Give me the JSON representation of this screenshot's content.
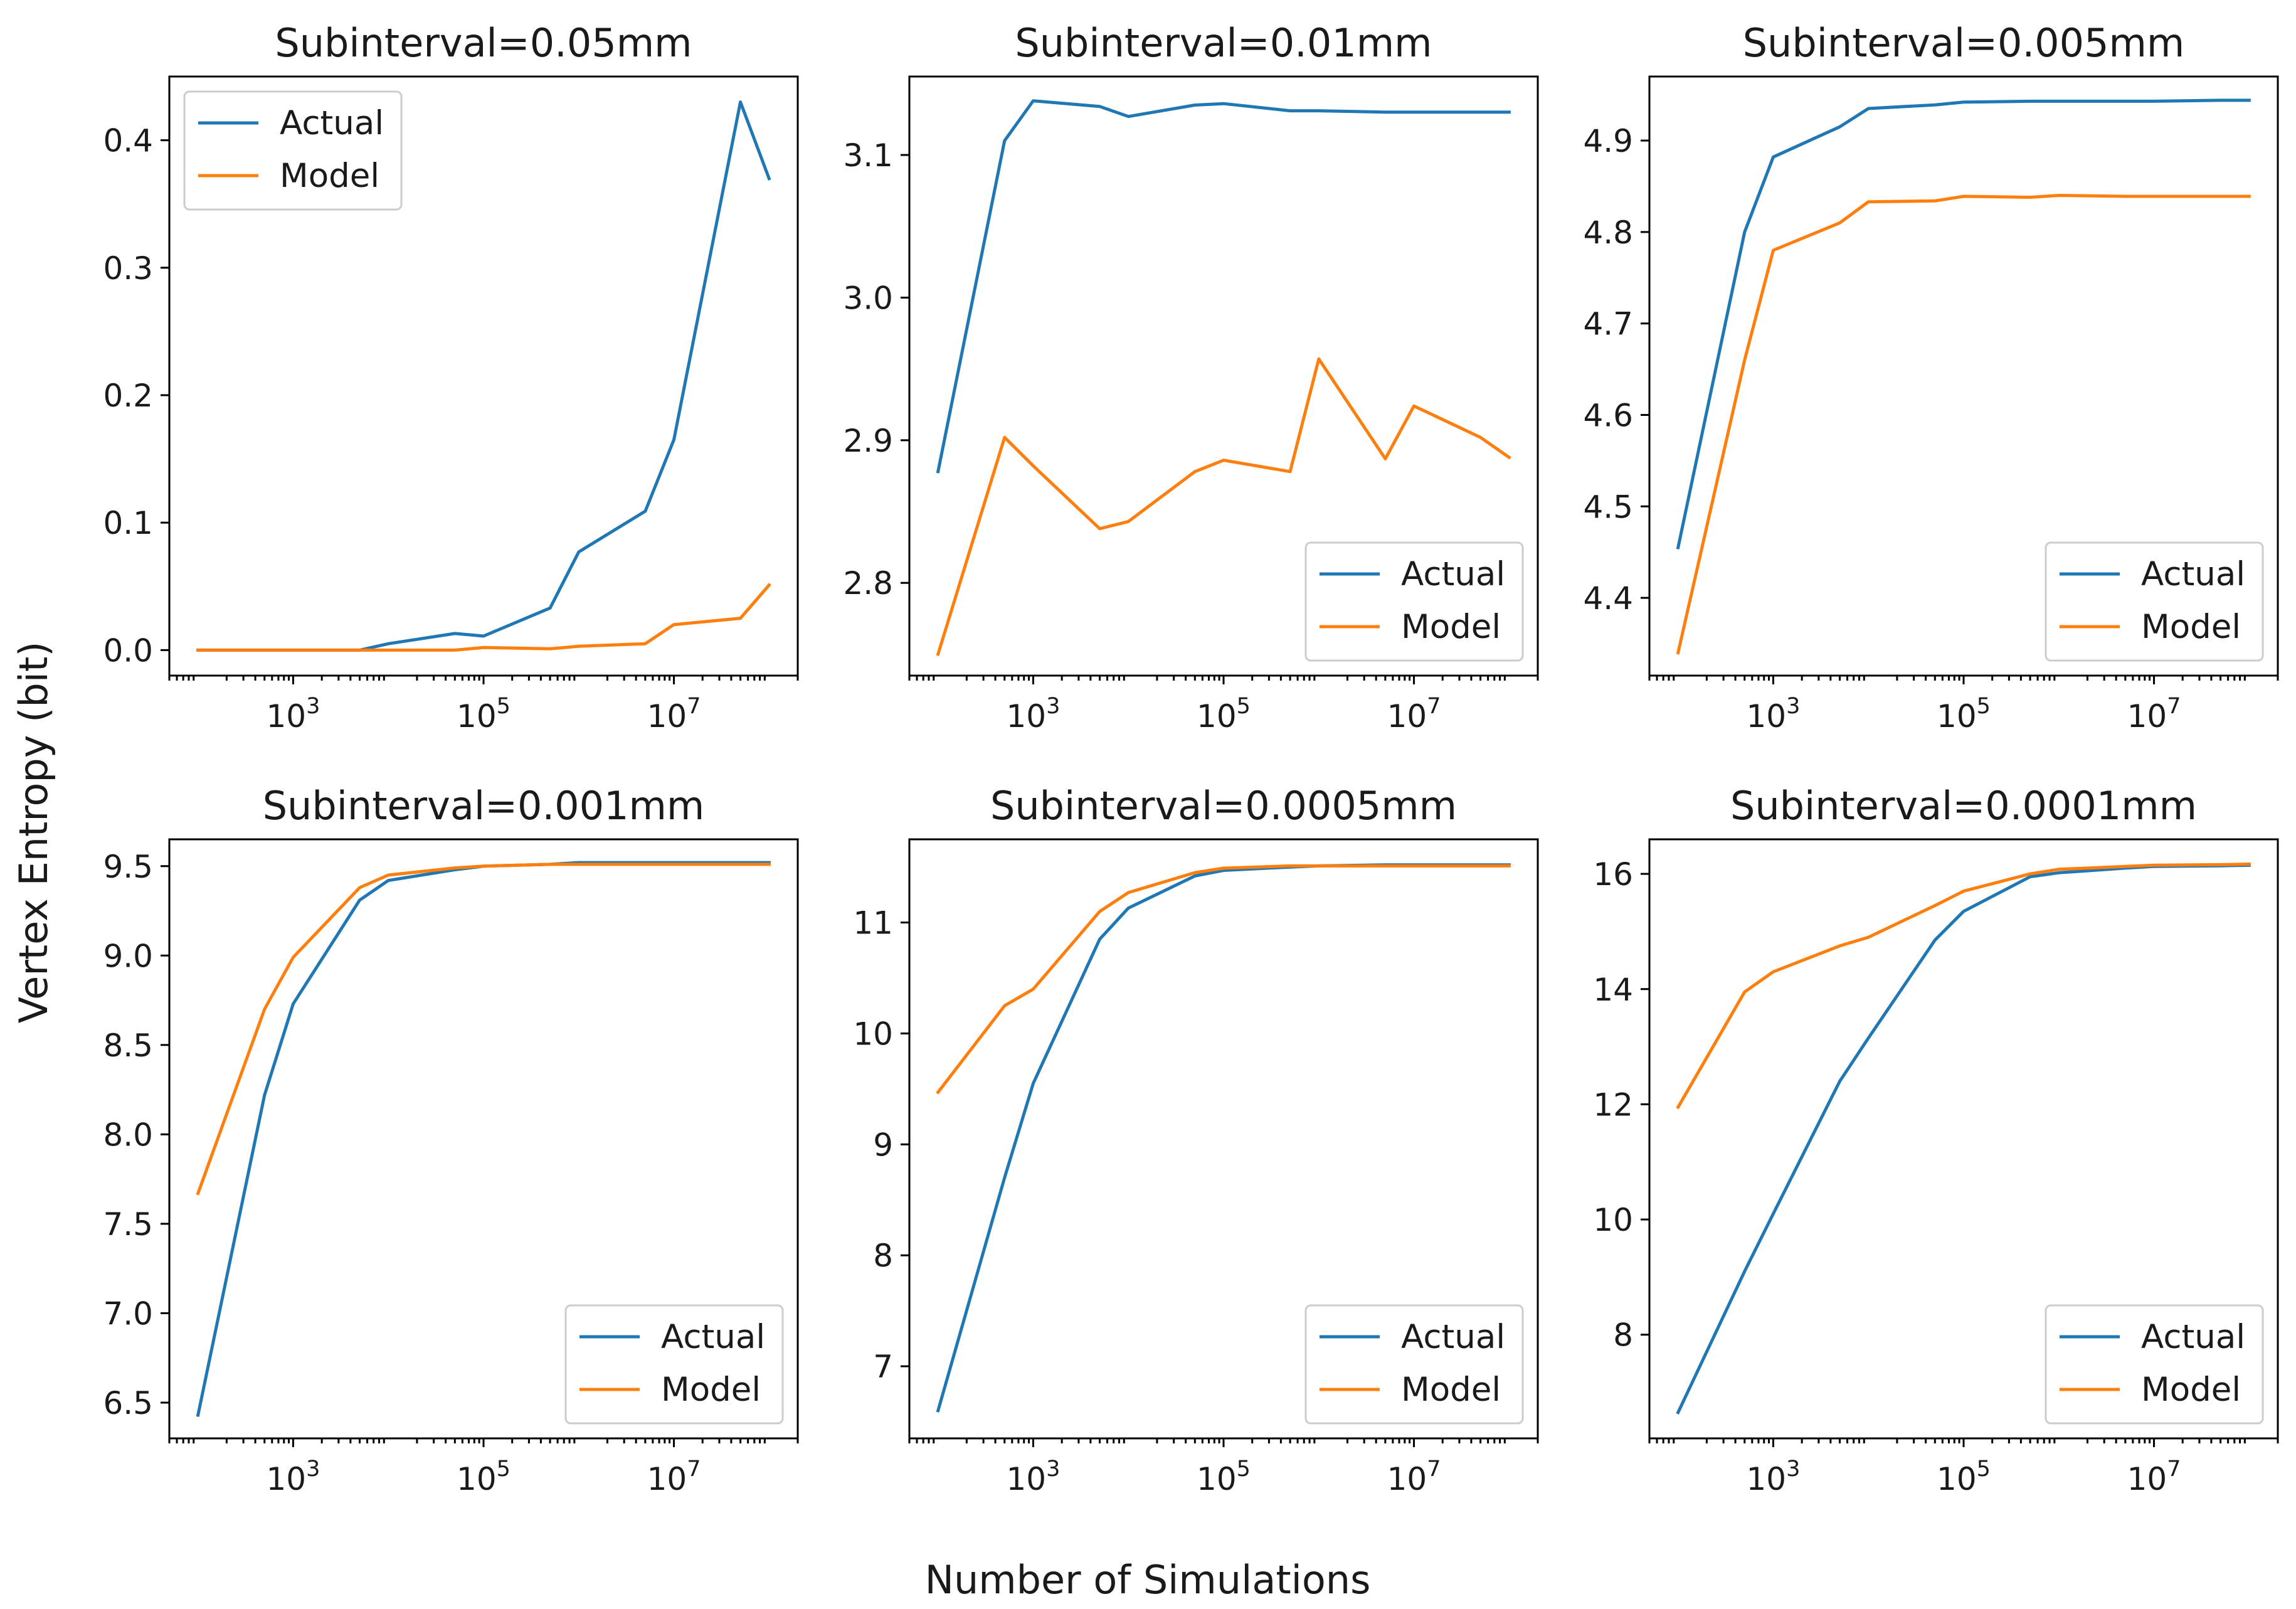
{
  "figure": {
    "ylabel": "Vertex Entropy (bit)",
    "xlabel": "Number of Simulations"
  },
  "colors": {
    "actual": "#1f77b4",
    "model": "#ff7f0e"
  },
  "chart_data": [
    {
      "type": "line",
      "title": "Subinterval=0.05mm",
      "xscale": "log",
      "xlim": [
        50,
        200000000
      ],
      "ylim": [
        -0.02,
        0.45
      ],
      "xticks": [
        1000,
        100000,
        10000000
      ],
      "xtick_labels": [
        "10^3",
        "10^5",
        "10^7"
      ],
      "yticks": [
        0.0,
        0.1,
        0.2,
        0.3,
        0.4
      ],
      "ytick_labels": [
        "0.0",
        "0.1",
        "0.2",
        "0.3",
        "0.4"
      ],
      "legend": "upper left",
      "x": [
        100,
        500,
        1000,
        5000,
        10000,
        50000,
        100000,
        500000,
        1000000,
        5000000,
        10000000,
        50000000,
        100000000
      ],
      "series": [
        {
          "name": "Actual",
          "color": "#1f77b4",
          "values": [
            0.0,
            0.0,
            0.0,
            0.0,
            0.005,
            0.013,
            0.011,
            0.033,
            0.077,
            0.109,
            0.165,
            0.43,
            0.37
          ]
        },
        {
          "name": "Model",
          "color": "#ff7f0e",
          "values": [
            0.0,
            0.0,
            0.0,
            0.0,
            0.0,
            0.0,
            0.002,
            0.001,
            0.003,
            0.005,
            0.02,
            0.025,
            0.051
          ]
        }
      ]
    },
    {
      "type": "line",
      "title": "Subinterval=0.01mm",
      "xscale": "log",
      "xlim": [
        50,
        200000000
      ],
      "ylim": [
        2.735,
        3.155
      ],
      "xticks": [
        1000,
        100000,
        10000000
      ],
      "xtick_labels": [
        "10^3",
        "10^5",
        "10^7"
      ],
      "yticks": [
        2.8,
        2.9,
        3.0,
        3.1
      ],
      "ytick_labels": [
        "2.8",
        "2.9",
        "3.0",
        "3.1"
      ],
      "legend": "lower right",
      "x": [
        100,
        500,
        1000,
        5000,
        10000,
        50000,
        100000,
        500000,
        1000000,
        5000000,
        10000000,
        50000000,
        100000000
      ],
      "series": [
        {
          "name": "Actual",
          "color": "#1f77b4",
          "values": [
            2.878,
            3.11,
            3.138,
            3.134,
            3.127,
            3.135,
            3.136,
            3.131,
            3.131,
            3.13,
            3.13,
            3.13,
            3.13
          ]
        },
        {
          "name": "Model",
          "color": "#ff7f0e",
          "values": [
            2.75,
            2.902,
            2.882,
            2.838,
            2.843,
            2.878,
            2.886,
            2.878,
            2.957,
            2.887,
            2.924,
            2.902,
            2.888
          ]
        }
      ]
    },
    {
      "type": "line",
      "title": "Subinterval=0.005mm",
      "xscale": "log",
      "xlim": [
        50,
        200000000
      ],
      "ylim": [
        4.315,
        4.97
      ],
      "xticks": [
        1000,
        100000,
        10000000
      ],
      "xtick_labels": [
        "10^3",
        "10^5",
        "10^7"
      ],
      "yticks": [
        4.4,
        4.5,
        4.6,
        4.7,
        4.8,
        4.9
      ],
      "ytick_labels": [
        "4.4",
        "4.5",
        "4.6",
        "4.7",
        "4.8",
        "4.9"
      ],
      "legend": "lower right",
      "x": [
        100,
        500,
        1000,
        5000,
        10000,
        50000,
        100000,
        500000,
        1000000,
        5000000,
        10000000,
        50000000,
        100000000
      ],
      "series": [
        {
          "name": "Actual",
          "color": "#1f77b4",
          "values": [
            4.455,
            4.8,
            4.882,
            4.915,
            4.935,
            4.939,
            4.942,
            4.943,
            4.943,
            4.943,
            4.943,
            4.944,
            4.944
          ]
        },
        {
          "name": "Model",
          "color": "#ff7f0e",
          "values": [
            4.34,
            4.66,
            4.78,
            4.81,
            4.833,
            4.834,
            4.839,
            4.838,
            4.84,
            4.839,
            4.839,
            4.839,
            4.839
          ]
        }
      ]
    },
    {
      "type": "line",
      "title": "Subinterval=0.001mm",
      "xscale": "log",
      "xlim": [
        50,
        200000000
      ],
      "ylim": [
        6.3,
        9.65
      ],
      "xticks": [
        1000,
        100000,
        10000000
      ],
      "xtick_labels": [
        "10^3",
        "10^5",
        "10^7"
      ],
      "yticks": [
        6.5,
        7.0,
        7.5,
        8.0,
        8.5,
        9.0,
        9.5
      ],
      "ytick_labels": [
        "6.5",
        "7.0",
        "7.5",
        "8.0",
        "8.5",
        "9.0",
        "9.5"
      ],
      "legend": "lower right",
      "x": [
        100,
        500,
        1000,
        5000,
        10000,
        50000,
        100000,
        500000,
        1000000,
        5000000,
        10000000,
        50000000,
        100000000
      ],
      "series": [
        {
          "name": "Actual",
          "color": "#1f77b4",
          "values": [
            6.43,
            8.22,
            8.73,
            9.31,
            9.42,
            9.48,
            9.5,
            9.51,
            9.52,
            9.52,
            9.52,
            9.52,
            9.52
          ]
        },
        {
          "name": "Model",
          "color": "#ff7f0e",
          "values": [
            7.67,
            8.7,
            8.99,
            9.38,
            9.45,
            9.49,
            9.5,
            9.51,
            9.51,
            9.51,
            9.51,
            9.51,
            9.51
          ]
        }
      ]
    },
    {
      "type": "line",
      "title": "Subinterval=0.0005mm",
      "xscale": "log",
      "xlim": [
        50,
        200000000
      ],
      "ylim": [
        6.35,
        11.75
      ],
      "xticks": [
        1000,
        100000,
        10000000
      ],
      "xtick_labels": [
        "10^3",
        "10^5",
        "10^7"
      ],
      "yticks": [
        7,
        8,
        9,
        10,
        11
      ],
      "ytick_labels": [
        "7",
        "8",
        "9",
        "10",
        "11"
      ],
      "legend": "lower right",
      "x": [
        100,
        500,
        1000,
        5000,
        10000,
        50000,
        100000,
        500000,
        1000000,
        5000000,
        10000000,
        50000000,
        100000000
      ],
      "series": [
        {
          "name": "Actual",
          "color": "#1f77b4",
          "values": [
            6.6,
            8.7,
            9.55,
            10.85,
            11.13,
            11.42,
            11.47,
            11.5,
            11.51,
            11.52,
            11.52,
            11.52,
            11.52
          ]
        },
        {
          "name": "Model",
          "color": "#ff7f0e",
          "values": [
            9.47,
            10.25,
            10.4,
            11.1,
            11.27,
            11.45,
            11.49,
            11.51,
            11.51,
            11.51,
            11.51,
            11.51,
            11.51
          ]
        }
      ]
    },
    {
      "type": "line",
      "title": "Subinterval=0.0001mm",
      "xscale": "log",
      "xlim": [
        50,
        200000000
      ],
      "ylim": [
        6.2,
        16.6
      ],
      "xticks": [
        1000,
        100000,
        10000000
      ],
      "xtick_labels": [
        "10^3",
        "10^5",
        "10^7"
      ],
      "yticks": [
        8,
        10,
        12,
        14,
        16
      ],
      "ytick_labels": [
        "8",
        "10",
        "12",
        "14",
        "16"
      ],
      "legend": "lower right",
      "x": [
        100,
        500,
        1000,
        5000,
        10000,
        50000,
        100000,
        500000,
        1000000,
        5000000,
        10000000,
        50000000,
        100000000
      ],
      "series": [
        {
          "name": "Actual",
          "color": "#1f77b4",
          "values": [
            6.65,
            9.1,
            10.1,
            12.4,
            13.15,
            14.85,
            15.35,
            15.95,
            16.02,
            16.1,
            16.13,
            16.14,
            16.15
          ]
        },
        {
          "name": "Model",
          "color": "#ff7f0e",
          "values": [
            11.95,
            13.95,
            14.3,
            14.75,
            14.9,
            15.45,
            15.7,
            16.0,
            16.08,
            16.13,
            16.15,
            16.16,
            16.17
          ]
        }
      ]
    }
  ]
}
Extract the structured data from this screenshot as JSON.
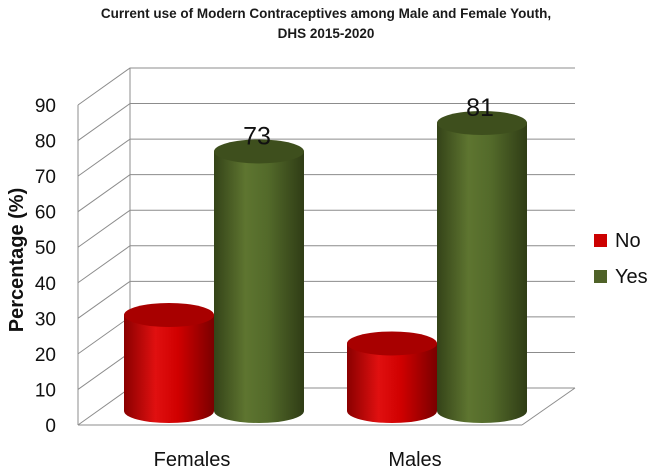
{
  "chart_data": {
    "type": "bar",
    "title": "Current use of Modern Contraceptives among Male and Female Youth,",
    "subtitle": "DHS 2015-2020",
    "ylabel": "Percentage (%)",
    "xlabel": "",
    "ylim": [
      0,
      90
    ],
    "yticks": [
      "0",
      "10",
      "20",
      "30",
      "40",
      "50",
      "60",
      "70",
      "80",
      "90"
    ],
    "categories": [
      "Females",
      "Males"
    ],
    "series": [
      {
        "name": "No",
        "values": [
          27,
          19
        ],
        "color": "#cc0000",
        "labels": [
          "",
          ""
        ]
      },
      {
        "name": "Yes",
        "values": [
          73,
          81
        ],
        "color": "#4f6228",
        "labels": [
          "73",
          "81"
        ]
      }
    ],
    "legend_position": "right",
    "grid": true,
    "style": "3d-cylinder"
  }
}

###

Filter the records above for "ylabel" and copy every matching line.

• RESPONSE FOR THIS EXERCISE
    "ylabel": "Vertex Entropy (bit)",
    "ylabel": "Percentage (%)",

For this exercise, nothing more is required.